Transcribe each entry below exactly. Pictures do not go in the copy.

● Supplied data
— BEGIN —

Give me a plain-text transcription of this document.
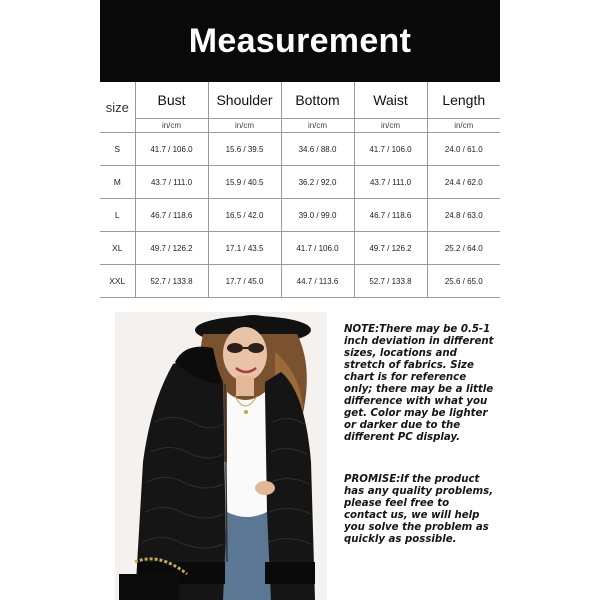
Measurement
size	Bust	Shoulder	Bottom	Waist	Length
	in/cm	in/cm	in/cm	in/cm	in/cm
S	41.7 / 106.0	15.6 / 39.5	34.6 / 88.0	41.7 / 106.0	24.0 / 61.0
M	43.7 / 111.0	15.9 / 40.5	36.2 / 92.0	43.7 / 111.0	24.4 / 62.0
L	46.7 / 118.6	16.5 / 42.0	39.0 / 99.0	46.7 / 118.6	24.8 / 63.0
XL	49.7 / 126.2	17.1 / 43.5	41.7 / 106.0	49.7 / 126.2	25.2 / 64.0
XXL	52.7 / 133.8	17.7 / 45.0	44.7 / 113.6	52.7 / 133.8	25.6 / 65.0

NOTE:There may be 0.5-1 inch deviation in different sizes, locations and stretch of fabrics. Size chart is for reference only; there may be a little difference with what you get. Color may be lighter or darker due to the different PC display.

PROMISE:If the product has any quality problems, please feel free to contact us, we will help you solve the problem as quickly as possible.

— END —

● Answer to the problem
Give me a plain-text transcription of this document.
Measurement
size	Bust	Shoulder	Bottom	Waist	Length
	in/cm	in/cm	in/cm	in/cm	in/cm
S	41.7 / 106.0	15.6 / 39.5	34.6 / 88.0	41.7 / 106.0	24.0 / 61.0
M	43.7 / 111.0	15.9 / 40.5	36.2 / 92.0	43.7 / 111.0	24.4 / 62.0
L	46.7 / 118.6	16.5 / 42.0	39.0 / 99.0	46.7 / 118.6	24.8 / 63.0
XL	49.7 / 126.2	17.1 / 43.5	41.7 / 106.0	49.7 / 126.2	25.2 / 64.0
XXL	52.7 / 133.8	17.7 / 45.0	44.7 / 113.6	52.7 / 133.8	25.6 / 65.0

NOTE:There may be 0.5-1 inch deviation in different sizes, locations and stretch of fabrics. Size chart is for reference only; there may be a little difference with what you get. Color may be lighter or darker due to the different PC display.

PROMISE:If the product has any quality problems, please feel free to contact us, we will help you solve the problem as quickly as possible.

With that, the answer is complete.